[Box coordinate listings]
####
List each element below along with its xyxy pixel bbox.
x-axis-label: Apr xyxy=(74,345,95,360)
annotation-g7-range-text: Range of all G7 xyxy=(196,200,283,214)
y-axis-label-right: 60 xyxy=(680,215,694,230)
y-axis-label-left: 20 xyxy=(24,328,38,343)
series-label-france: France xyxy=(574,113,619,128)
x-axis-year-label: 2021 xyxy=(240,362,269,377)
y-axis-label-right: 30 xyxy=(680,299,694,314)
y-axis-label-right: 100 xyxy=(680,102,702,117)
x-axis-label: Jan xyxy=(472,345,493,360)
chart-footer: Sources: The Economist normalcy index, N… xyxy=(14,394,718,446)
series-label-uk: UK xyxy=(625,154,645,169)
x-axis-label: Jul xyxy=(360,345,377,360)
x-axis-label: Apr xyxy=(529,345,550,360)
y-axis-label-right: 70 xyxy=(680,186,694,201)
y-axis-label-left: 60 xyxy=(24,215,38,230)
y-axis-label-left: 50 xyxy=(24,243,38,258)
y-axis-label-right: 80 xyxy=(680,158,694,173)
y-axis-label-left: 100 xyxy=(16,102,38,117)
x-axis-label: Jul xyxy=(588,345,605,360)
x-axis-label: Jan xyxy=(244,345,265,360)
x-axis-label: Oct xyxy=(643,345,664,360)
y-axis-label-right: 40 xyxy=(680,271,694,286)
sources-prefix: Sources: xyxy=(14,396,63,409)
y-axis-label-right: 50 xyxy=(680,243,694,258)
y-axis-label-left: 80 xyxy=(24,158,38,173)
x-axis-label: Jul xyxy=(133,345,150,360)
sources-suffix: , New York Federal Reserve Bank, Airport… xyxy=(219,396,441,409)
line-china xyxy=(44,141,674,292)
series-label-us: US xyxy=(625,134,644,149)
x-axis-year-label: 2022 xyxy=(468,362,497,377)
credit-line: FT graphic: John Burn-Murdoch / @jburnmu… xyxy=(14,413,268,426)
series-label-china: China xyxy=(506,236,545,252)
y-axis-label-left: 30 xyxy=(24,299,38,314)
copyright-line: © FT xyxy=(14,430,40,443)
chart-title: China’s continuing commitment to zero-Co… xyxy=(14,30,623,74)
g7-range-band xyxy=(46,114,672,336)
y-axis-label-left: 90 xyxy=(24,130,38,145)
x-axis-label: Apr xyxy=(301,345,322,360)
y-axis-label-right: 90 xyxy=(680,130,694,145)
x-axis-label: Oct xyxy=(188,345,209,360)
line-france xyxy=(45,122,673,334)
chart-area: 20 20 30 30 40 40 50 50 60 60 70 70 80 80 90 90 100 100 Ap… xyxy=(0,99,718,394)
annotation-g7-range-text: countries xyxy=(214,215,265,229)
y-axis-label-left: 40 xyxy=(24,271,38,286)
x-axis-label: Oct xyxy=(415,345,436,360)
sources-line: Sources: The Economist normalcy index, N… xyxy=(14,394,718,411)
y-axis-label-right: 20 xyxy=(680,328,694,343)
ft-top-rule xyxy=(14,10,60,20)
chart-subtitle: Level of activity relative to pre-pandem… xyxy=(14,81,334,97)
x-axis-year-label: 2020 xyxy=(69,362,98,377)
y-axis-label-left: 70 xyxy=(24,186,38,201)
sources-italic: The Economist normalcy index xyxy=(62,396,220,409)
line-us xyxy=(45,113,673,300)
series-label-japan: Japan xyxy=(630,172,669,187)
####
### Written instruction
Output these lines exactly as they are.

### Finished task
List each element below along with its xyxy pixel bbox.
x-axis-label: Apr xyxy=(74,345,95,360)
annotation-g7-range-text: Range of all G7 xyxy=(196,200,283,214)
y-axis-label-right: 60 xyxy=(680,215,694,230)
y-axis-label-left: 20 xyxy=(24,328,38,343)
series-label-france: France xyxy=(574,113,619,128)
x-axis-year-label: 2021 xyxy=(240,362,269,377)
y-axis-label-right: 30 xyxy=(680,299,694,314)
y-axis-label-right: 100 xyxy=(680,102,702,117)
x-axis-label: Jan xyxy=(472,345,493,360)
chart-footer: Sources: The Economist normalcy index, N… xyxy=(14,394,718,446)
series-label-uk: UK xyxy=(625,154,645,169)
x-axis-label: Jul xyxy=(360,345,377,360)
x-axis-label: Apr xyxy=(529,345,550,360)
y-axis-label-right: 70 xyxy=(680,186,694,201)
y-axis-label-left: 60 xyxy=(24,215,38,230)
y-axis-label-left: 50 xyxy=(24,243,38,258)
y-axis-label-right: 80 xyxy=(680,158,694,173)
y-axis-label-left: 100 xyxy=(16,102,38,117)
x-axis-label: Jul xyxy=(588,345,605,360)
x-axis-label: Jan xyxy=(244,345,265,360)
x-axis-label: Oct xyxy=(643,345,664,360)
y-axis-label-right: 40 xyxy=(680,271,694,286)
sources-prefix: Sources: xyxy=(14,396,63,409)
y-axis-label-right: 50 xyxy=(680,243,694,258)
y-axis-label-left: 80 xyxy=(24,158,38,173)
x-axis-label: Jul xyxy=(133,345,150,360)
sources-suffix: , New York Federal Reserve Bank, Airport… xyxy=(219,396,441,409)
line-china xyxy=(44,141,674,292)
series-label-us: US xyxy=(625,134,644,149)
x-axis-year-label: 2022 xyxy=(468,362,497,377)
credit-line: FT graphic: John Burn-Murdoch / @jburnmu… xyxy=(14,413,268,426)
series-label-china: China xyxy=(506,236,545,252)
y-axis-label-left: 30 xyxy=(24,299,38,314)
copyright-line: © FT xyxy=(14,430,40,443)
chart-title: China’s continuing commitment to zero-Co… xyxy=(14,30,623,74)
g7-range-band xyxy=(46,114,672,336)
y-axis-label-left: 90 xyxy=(24,130,38,145)
x-axis-label: Apr xyxy=(301,345,322,360)
y-axis-label-right: 90 xyxy=(680,130,694,145)
x-axis-label: Oct xyxy=(188,345,209,360)
line-france xyxy=(45,122,673,334)
chart-area: 20 20 30 30 40 40 50 50 60 60 70 70 80 80 90 90 100 100 Ap… xyxy=(0,99,718,394)
annotation-g7-range-text: countries xyxy=(214,215,265,229)
y-axis-label-left: 40 xyxy=(24,271,38,286)
x-axis-label: Oct xyxy=(415,345,436,360)
sources-line: Sources: The Economist normalcy index, N… xyxy=(14,394,718,411)
y-axis-label-right: 20 xyxy=(680,328,694,343)
ft-top-rule xyxy=(14,10,60,20)
chart-subtitle: Level of activity relative to pre-pandem… xyxy=(14,81,334,97)
x-axis-year-label: 2020 xyxy=(69,362,98,377)
y-axis-label-left: 70 xyxy=(24,186,38,201)
sources-italic: The Economist normalcy index xyxy=(62,396,220,409)
line-us xyxy=(45,113,673,300)
series-label-japan: Japan xyxy=(630,172,669,187)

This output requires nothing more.